> [What to do]: Transcribe the listing verbatim. Do not carry over any pictures.
———
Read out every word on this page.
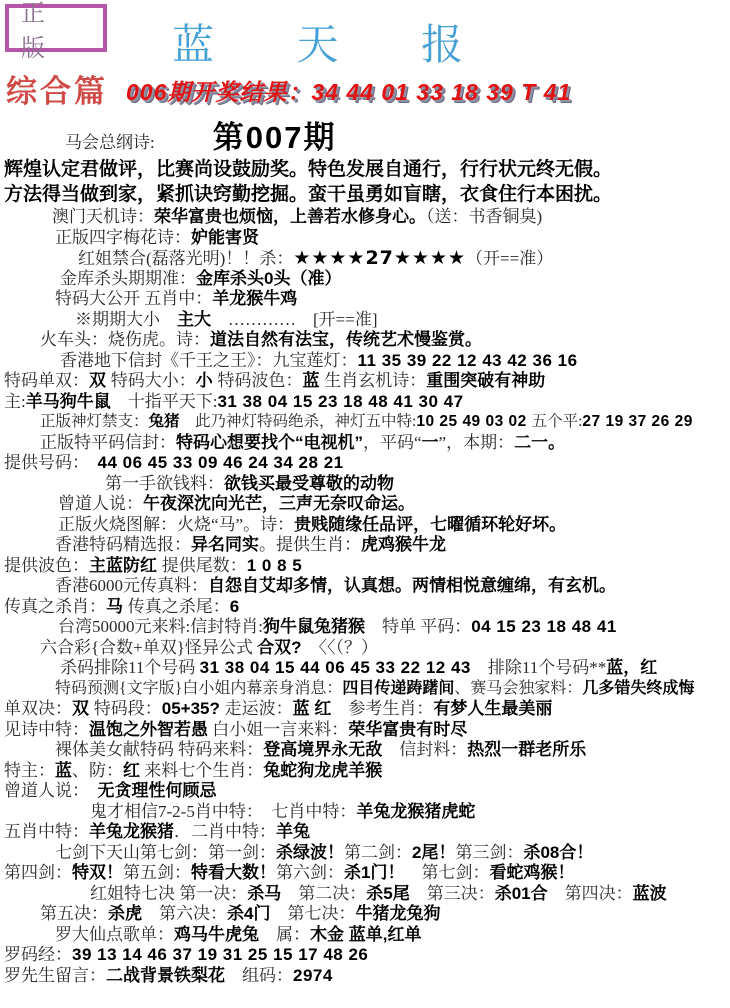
正 版	蓝 天 报
综合篇 006期开奖结果：34 44 01 33 18 39 T 41
马会总纲诗: 第007期
辉煌认定君做评，比赛尚设鼓励奖。特色发展自通行，行行状元终无假。
方法得当做到家，紧抓诀窍勤挖掘。蛮干虽勇如盲瞎，衣食住行本困扰。
澳门天机诗：荣华富贵也烦恼，上善若水修身心。（送：书香铜臭)
正版四字梅花诗：妒能害贤
红姐禁合(磊落光明)！！杀：★★★★27★★★★（开==准）
金库杀头期期准：金库杀头0头（准）
特码大公开 五肖中：羊龙猴牛鸡
※期期大小　主大　…………　[开==准]
火车头：烧伤虎。诗：道法自然有法宝，传统艺术慢鉴赏。
香港地下信封《千王之王》：九宝莲灯：11 35 39 22 12 43 42 36 16
特码单双：双 特码大小：小 特码波色：蓝 生肖玄机诗：重围突破有神助
主:羊马狗牛鼠　十指平天下:31 38 04 15 23 18 48 41 30 47
正版神灯禁支：兔猪　此乃神灯特码绝杀，神灯五中特:10 25 49 03 02 五个平:27 19 37 26 29
正版特平码信封：特码心想要找个“电视机”，平码“一”，本期：二一。
提供号码：　44 06 45 33 09 46 24 34 28 21
第一手欲钱料：欲钱买最受尊敬的动物
曾道人说：午夜深沈向光芒，三声无奈叹命运。
正版火烧图解：火烧“马”。诗：贵贱随缘任品评，七曜循环轮好坏。
香港特码精选报：异名同实。提供生肖：虎鸡猴牛龙
提供波色：主蓝防红 提供尾数：1 0 8 5
香港6000元传真料：自怨自艾却多情，认真想。两情相悦意缠绵，有玄机。
传真之杀肖：马 传真之杀尾：6
台湾50000元来料:信封特肖:狗牛鼠兔猪猴　特单 平码：04 15 23 18 48 41
六合彩{合数+单双}怪异公式 合双?　〈〈（？）
杀码排除11个号码 31 38 04 15 44 06 45 33 22 12 43　排除11个号码**蓝，红
特码预测{文字版}白小姐内幕亲身消息：四目传递踌躇间、赛马会独家料：几多错失终成悔
单双决：双 特码段：05+35? 走运波：蓝 红　参考生肖：有梦人生最美丽
见诗中特：温饱之外智若愚 白小姐一言来料：荣华富贵有时尽
裸体美女献特码 特码来料：登高境界永无敌　信封料：热烈一群老所乐
特主：蓝、防：红 来料七个生肖：兔蛇狗龙虎羊猴
曾道人说：　无贪理性何顾忌
鬼才相信7-2-5肖中特：　七肖中特：羊兔龙猴猪虎蛇
五肖中特：羊兔龙猴猪．二肖中特：羊兔
七剑下天山第七剑：第一剑：杀绿波！第二剑：2尾！第三剑：杀08合！
第四剑：特双！第五剑：特看大数！第六剑：杀1门！　第七剑：看蛇鸡猴！
红姐特七决 第一决：杀马　第二决：杀5尾　第三决：杀01合　第四决：蓝波
第五决：杀虎　第六决：杀4门　第七决：牛猪龙兔狗
罗大仙点歌单：鸡马牛虎兔　属：木金 蓝单,红单
罗码经：39 13 14 46 37 19 31 25 15 17 48 26
罗先生留言：二战背景铁梨花　组码：2974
———
> [Solution to the exercise]:
Read out every word on this page.
正 版	蓝 天 报
综合篇 006期开奖结果：34 44 01 33 18 39 T 41
马会总纲诗: 第007期
辉煌认定君做评，比赛尚设鼓励奖。特色发展自通行，行行状元终无假。
方法得当做到家，紧抓诀窍勤挖掘。蛮干虽勇如盲瞎，衣食住行本困扰。
澳门天机诗：荣华富贵也烦恼，上善若水修身心。（送：书香铜臭)
正版四字梅花诗：妒能害贤
红姐禁合(磊落光明)！！杀：★★★★27★★★★（开==准）
金库杀头期期准：金库杀头0头（准）
特码大公开 五肖中：羊龙猴牛鸡
※期期大小　主大　…………　[开==准]
火车头：烧伤虎。诗：道法自然有法宝，传统艺术慢鉴赏。
香港地下信封《千王之王》：九宝莲灯：11 35 39 22 12 43 42 36 16
特码单双：双 特码大小：小 特码波色：蓝 生肖玄机诗：重围突破有神助
主:羊马狗牛鼠　十指平天下:31 38 04 15 23 18 48 41 30 47
正版神灯禁支：兔猪　此乃神灯特码绝杀，神灯五中特:10 25 49 03 02 五个平:27 19 37 26 29
正版特平码信封：特码心想要找个“电视机”，平码“一”，本期：二一。
提供号码：　44 06 45 33 09 46 24 34 28 21
第一手欲钱料：欲钱买最受尊敬的动物
曾道人说：午夜深沈向光芒，三声无奈叹命运。
正版火烧图解：火烧“马”。诗：贵贱随缘任品评，七曜循环轮好坏。
香港特码精选报：异名同实。提供生肖：虎鸡猴牛龙
提供波色：主蓝防红 提供尾数：1 0 8 5
香港6000元传真料：自怨自艾却多情，认真想。两情相悦意缠绵，有玄机。
传真之杀肖：马 传真之杀尾：6
台湾50000元来料:信封特肖:狗牛鼠兔猪猴　特单 平码：04 15 23 18 48 41
六合彩{合数+单双}怪异公式 合双?　〈〈（？）
杀码排除11个号码 31 38 04 15 44 06 45 33 22 12 43　排除11个号码**蓝，红
特码预测{文字版}白小姐内幕亲身消息：四目传递踌躇间、赛马会独家料：几多错失终成悔
单双决：双 特码段：05+35? 走运波：蓝 红　参考生肖：有梦人生最美丽
见诗中特：温饱之外智若愚 白小姐一言来料：荣华富贵有时尽
裸体美女献特码 特码来料：登高境界永无敌　信封料：热烈一群老所乐
特主：蓝、防：红 来料七个生肖：兔蛇狗龙虎羊猴
曾道人说：　无贪理性何顾忌
鬼才相信7-2-5肖中特：　七肖中特：羊兔龙猴猪虎蛇
五肖中特：羊兔龙猴猪．二肖中特：羊兔
七剑下天山第七剑：第一剑：杀绿波！第二剑：2尾！第三剑：杀08合！
第四剑：特双！第五剑：特看大数！第六剑：杀1门！　第七剑：看蛇鸡猴！
红姐特七决 第一决：杀马　第二决：杀5尾　第三决：杀01合　第四决：蓝波
第五决：杀虎　第六决：杀4门　第七决：牛猪龙兔狗
罗大仙点歌单：鸡马牛虎兔　属：木金 蓝单,红单
罗码经：39 13 14 46 37 19 31 25 15 17 48 26
罗先生留言：二战背景铁梨花　组码：2974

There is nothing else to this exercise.